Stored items
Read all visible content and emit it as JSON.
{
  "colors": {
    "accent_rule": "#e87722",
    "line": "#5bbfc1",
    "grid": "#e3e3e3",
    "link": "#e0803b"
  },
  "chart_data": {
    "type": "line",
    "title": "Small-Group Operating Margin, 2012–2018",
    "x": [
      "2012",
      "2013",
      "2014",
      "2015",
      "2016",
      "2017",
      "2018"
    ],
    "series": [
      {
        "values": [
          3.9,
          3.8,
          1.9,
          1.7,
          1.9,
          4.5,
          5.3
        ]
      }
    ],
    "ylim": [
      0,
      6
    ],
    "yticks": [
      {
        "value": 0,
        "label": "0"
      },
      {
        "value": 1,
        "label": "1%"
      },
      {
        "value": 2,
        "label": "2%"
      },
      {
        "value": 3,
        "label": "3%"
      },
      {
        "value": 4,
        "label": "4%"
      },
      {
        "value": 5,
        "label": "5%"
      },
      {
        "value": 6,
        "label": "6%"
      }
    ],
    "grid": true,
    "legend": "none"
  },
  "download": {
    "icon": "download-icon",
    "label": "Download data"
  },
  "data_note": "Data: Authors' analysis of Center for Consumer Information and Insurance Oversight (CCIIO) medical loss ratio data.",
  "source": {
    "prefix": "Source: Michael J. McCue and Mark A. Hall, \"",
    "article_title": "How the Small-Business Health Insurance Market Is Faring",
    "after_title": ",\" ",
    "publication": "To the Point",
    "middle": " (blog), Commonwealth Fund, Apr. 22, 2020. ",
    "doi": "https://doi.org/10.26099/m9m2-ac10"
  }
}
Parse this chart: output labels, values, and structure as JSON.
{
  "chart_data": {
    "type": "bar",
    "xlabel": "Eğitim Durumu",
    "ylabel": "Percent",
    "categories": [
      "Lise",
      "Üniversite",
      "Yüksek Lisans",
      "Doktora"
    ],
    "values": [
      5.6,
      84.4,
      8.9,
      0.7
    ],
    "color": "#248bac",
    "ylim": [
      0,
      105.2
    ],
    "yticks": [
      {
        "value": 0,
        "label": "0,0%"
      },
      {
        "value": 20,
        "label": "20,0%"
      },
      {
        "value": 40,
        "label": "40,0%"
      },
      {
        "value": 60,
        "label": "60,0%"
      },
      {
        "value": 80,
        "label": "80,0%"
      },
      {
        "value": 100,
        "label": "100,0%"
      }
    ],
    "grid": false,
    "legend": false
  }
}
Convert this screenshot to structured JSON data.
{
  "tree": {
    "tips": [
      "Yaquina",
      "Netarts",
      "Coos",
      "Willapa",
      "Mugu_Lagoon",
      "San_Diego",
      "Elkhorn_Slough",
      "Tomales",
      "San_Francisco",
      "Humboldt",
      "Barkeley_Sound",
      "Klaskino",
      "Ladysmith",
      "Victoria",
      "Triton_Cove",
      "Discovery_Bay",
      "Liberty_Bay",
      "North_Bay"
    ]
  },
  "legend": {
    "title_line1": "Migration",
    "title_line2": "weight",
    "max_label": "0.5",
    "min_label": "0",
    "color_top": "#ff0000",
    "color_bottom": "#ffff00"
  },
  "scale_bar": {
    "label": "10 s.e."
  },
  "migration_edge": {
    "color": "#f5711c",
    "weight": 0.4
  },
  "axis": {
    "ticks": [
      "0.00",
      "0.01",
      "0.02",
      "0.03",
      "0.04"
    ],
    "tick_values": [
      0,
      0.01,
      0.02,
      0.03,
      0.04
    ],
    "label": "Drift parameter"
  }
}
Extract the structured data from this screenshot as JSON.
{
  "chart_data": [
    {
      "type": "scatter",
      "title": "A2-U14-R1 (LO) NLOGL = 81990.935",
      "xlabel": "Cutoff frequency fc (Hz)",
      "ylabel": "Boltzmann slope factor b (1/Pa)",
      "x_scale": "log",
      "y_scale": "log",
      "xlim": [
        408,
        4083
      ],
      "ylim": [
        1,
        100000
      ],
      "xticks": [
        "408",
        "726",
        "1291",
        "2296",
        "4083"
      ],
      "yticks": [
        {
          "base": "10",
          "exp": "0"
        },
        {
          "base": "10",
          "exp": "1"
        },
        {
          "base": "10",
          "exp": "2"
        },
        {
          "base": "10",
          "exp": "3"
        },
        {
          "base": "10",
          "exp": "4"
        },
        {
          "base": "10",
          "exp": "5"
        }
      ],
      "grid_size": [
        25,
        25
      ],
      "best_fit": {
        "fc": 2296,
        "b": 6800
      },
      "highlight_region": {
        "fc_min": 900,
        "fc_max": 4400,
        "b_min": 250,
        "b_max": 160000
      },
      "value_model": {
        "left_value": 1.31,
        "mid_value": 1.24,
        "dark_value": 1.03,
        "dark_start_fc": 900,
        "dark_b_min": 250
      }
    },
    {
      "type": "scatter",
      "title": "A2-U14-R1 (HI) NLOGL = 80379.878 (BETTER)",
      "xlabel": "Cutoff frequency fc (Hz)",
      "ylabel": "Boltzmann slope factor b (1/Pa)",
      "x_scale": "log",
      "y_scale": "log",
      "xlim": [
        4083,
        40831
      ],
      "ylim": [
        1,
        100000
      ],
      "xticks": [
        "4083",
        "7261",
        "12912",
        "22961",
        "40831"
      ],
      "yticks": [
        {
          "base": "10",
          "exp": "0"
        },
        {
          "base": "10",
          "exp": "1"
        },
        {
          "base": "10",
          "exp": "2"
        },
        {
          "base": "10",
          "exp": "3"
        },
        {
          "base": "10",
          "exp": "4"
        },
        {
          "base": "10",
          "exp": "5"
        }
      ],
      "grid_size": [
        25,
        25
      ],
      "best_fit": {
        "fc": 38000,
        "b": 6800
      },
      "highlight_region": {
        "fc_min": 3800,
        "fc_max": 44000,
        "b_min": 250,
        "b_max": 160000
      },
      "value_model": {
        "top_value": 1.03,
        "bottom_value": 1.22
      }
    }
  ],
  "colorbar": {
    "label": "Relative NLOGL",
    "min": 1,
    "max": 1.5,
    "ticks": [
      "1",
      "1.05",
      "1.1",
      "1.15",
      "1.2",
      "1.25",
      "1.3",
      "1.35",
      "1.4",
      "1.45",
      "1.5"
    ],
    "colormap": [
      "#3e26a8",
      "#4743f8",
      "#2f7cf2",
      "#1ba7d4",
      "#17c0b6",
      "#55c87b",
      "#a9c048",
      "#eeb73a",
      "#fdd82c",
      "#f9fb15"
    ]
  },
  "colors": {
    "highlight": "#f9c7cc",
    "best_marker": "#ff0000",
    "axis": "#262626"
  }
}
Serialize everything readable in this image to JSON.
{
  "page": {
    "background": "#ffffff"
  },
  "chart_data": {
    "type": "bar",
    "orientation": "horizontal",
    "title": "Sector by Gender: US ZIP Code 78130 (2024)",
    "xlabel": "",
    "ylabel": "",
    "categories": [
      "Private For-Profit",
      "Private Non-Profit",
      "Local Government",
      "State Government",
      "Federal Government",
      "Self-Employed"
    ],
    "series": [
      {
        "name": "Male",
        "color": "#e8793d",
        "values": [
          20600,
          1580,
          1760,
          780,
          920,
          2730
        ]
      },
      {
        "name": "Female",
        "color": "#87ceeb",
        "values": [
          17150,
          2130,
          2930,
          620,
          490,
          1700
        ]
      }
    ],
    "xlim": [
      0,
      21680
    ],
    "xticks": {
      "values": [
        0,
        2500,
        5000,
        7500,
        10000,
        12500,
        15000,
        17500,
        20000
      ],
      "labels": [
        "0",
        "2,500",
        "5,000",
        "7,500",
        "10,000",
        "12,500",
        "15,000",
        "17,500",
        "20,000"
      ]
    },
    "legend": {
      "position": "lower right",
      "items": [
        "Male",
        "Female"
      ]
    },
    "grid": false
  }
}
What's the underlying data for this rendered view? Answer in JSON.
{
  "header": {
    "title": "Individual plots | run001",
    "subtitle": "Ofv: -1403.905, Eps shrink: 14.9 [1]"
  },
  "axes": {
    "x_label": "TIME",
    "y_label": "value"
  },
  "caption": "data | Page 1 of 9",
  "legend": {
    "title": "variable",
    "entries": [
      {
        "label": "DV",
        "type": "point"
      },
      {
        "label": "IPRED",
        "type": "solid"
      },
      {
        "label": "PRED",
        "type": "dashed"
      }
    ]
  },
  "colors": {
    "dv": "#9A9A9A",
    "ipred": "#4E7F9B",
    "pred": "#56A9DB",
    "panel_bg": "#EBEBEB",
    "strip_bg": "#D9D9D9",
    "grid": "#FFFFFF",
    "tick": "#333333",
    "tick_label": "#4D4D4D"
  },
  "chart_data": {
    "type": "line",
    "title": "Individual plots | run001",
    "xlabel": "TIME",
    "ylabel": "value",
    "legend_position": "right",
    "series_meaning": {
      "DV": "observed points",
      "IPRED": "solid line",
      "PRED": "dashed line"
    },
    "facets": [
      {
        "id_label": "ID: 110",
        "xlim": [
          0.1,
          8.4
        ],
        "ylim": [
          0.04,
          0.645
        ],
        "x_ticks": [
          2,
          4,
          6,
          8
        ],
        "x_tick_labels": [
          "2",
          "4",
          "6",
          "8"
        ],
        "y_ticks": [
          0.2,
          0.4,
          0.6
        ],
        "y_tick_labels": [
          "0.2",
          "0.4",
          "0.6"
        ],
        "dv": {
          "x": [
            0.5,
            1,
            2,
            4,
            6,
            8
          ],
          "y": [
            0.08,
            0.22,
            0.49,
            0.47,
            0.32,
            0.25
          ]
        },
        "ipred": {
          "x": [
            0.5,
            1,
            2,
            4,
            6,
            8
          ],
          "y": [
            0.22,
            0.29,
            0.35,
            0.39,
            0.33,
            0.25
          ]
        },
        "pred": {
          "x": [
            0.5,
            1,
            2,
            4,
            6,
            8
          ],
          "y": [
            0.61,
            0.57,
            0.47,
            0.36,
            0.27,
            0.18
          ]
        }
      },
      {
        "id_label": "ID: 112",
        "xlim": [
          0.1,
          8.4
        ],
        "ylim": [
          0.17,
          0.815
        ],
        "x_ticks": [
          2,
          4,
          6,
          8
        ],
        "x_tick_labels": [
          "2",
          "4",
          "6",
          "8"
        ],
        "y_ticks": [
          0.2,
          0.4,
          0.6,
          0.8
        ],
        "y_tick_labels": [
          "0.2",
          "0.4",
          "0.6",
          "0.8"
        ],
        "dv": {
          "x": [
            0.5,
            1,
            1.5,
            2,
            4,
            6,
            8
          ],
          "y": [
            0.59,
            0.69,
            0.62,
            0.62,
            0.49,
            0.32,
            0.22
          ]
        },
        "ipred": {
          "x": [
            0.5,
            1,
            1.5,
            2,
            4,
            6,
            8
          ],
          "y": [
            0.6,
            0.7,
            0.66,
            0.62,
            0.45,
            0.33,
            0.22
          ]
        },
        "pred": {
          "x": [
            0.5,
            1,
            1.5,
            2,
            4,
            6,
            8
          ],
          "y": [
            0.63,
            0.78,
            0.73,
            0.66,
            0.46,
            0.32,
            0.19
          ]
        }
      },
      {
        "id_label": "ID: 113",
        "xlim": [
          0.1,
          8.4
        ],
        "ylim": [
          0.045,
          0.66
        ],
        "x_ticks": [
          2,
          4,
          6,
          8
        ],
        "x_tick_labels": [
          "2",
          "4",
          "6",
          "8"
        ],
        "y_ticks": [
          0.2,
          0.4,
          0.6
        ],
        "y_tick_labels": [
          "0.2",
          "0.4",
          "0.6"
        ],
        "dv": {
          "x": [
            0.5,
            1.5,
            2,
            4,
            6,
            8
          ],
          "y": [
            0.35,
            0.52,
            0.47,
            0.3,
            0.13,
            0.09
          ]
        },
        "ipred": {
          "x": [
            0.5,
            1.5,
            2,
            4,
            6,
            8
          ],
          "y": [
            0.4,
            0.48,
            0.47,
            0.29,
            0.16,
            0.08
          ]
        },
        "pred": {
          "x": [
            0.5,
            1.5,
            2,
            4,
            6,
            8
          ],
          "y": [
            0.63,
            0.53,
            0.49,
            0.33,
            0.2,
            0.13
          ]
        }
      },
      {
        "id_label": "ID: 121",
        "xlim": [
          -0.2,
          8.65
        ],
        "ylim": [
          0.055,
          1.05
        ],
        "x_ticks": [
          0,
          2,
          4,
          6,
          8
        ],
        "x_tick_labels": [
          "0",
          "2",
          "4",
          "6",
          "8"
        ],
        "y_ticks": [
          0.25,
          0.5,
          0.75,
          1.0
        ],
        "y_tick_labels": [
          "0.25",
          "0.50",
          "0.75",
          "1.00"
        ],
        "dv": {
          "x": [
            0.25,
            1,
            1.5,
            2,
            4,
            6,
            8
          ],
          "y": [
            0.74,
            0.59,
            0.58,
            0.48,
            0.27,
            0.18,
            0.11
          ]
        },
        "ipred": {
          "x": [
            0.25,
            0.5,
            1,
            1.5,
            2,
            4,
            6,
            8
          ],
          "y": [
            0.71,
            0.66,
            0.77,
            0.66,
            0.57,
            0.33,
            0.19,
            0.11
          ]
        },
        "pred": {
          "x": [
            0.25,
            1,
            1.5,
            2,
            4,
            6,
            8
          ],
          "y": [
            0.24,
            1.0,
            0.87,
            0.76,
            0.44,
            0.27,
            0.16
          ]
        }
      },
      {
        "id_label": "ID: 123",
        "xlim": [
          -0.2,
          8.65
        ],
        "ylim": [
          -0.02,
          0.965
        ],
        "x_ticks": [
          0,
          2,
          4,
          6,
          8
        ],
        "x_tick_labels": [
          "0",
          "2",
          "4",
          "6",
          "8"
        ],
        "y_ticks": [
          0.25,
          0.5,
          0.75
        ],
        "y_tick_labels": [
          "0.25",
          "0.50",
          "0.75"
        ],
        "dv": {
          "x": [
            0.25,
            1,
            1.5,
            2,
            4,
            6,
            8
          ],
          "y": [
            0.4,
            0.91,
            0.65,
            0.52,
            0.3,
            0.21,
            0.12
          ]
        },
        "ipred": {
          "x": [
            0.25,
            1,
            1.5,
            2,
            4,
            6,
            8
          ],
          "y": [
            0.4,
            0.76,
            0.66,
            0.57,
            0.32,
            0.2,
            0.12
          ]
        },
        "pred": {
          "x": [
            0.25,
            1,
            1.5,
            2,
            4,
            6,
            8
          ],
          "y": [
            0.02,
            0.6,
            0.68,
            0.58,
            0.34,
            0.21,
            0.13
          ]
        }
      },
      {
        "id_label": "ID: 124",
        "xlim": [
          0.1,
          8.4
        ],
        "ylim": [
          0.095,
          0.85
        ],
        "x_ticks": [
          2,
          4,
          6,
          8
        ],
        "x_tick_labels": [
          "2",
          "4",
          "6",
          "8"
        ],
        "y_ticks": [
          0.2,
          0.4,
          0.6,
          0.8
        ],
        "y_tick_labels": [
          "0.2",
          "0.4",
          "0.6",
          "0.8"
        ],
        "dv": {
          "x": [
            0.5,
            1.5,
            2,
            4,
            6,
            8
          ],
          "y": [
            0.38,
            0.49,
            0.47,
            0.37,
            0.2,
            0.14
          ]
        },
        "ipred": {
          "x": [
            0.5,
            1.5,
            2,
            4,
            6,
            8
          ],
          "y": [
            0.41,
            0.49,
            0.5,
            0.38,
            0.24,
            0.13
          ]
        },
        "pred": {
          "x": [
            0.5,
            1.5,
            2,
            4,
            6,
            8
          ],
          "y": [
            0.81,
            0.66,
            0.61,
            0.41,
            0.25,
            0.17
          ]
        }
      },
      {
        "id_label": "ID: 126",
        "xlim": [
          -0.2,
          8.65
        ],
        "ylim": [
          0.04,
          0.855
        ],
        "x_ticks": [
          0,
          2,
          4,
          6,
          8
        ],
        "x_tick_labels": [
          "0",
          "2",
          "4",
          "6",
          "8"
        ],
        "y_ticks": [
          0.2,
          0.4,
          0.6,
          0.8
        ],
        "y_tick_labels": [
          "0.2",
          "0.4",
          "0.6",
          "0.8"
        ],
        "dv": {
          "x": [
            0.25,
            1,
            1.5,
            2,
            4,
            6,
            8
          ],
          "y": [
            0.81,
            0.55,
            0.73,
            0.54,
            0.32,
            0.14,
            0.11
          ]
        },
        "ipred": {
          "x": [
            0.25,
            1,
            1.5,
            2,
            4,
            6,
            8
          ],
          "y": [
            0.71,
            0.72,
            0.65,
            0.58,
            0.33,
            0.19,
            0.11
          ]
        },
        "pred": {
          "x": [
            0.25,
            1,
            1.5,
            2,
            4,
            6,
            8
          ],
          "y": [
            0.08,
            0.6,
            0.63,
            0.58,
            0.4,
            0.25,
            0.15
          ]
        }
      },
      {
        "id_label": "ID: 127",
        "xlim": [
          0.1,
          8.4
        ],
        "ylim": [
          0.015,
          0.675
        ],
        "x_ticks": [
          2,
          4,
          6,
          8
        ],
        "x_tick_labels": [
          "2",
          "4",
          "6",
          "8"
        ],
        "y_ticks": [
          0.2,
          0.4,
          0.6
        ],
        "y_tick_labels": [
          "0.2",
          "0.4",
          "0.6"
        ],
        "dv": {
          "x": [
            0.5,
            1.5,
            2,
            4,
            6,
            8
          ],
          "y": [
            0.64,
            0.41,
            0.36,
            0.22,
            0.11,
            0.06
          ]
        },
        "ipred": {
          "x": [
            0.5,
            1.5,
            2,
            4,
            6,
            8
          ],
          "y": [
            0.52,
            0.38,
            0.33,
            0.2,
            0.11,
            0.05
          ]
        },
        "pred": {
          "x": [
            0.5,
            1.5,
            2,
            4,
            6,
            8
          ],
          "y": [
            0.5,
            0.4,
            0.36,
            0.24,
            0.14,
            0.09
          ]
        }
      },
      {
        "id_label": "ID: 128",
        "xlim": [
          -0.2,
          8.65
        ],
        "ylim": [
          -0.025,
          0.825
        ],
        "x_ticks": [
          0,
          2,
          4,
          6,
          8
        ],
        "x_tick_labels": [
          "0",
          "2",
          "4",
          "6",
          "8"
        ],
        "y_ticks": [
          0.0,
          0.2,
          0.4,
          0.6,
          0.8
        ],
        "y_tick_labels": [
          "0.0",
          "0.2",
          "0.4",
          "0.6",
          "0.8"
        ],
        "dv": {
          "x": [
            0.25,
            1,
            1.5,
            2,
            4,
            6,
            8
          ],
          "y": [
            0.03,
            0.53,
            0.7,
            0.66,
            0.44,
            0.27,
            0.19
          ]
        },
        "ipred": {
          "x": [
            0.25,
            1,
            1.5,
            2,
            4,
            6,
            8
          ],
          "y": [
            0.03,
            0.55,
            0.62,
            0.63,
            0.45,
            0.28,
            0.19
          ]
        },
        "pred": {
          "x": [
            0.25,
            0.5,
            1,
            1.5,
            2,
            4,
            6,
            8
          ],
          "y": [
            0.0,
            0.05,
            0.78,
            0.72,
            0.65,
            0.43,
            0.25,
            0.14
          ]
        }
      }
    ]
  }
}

## To do
Find how many lines include the string "JSON" and report that number alone.

## Response to this exercise
6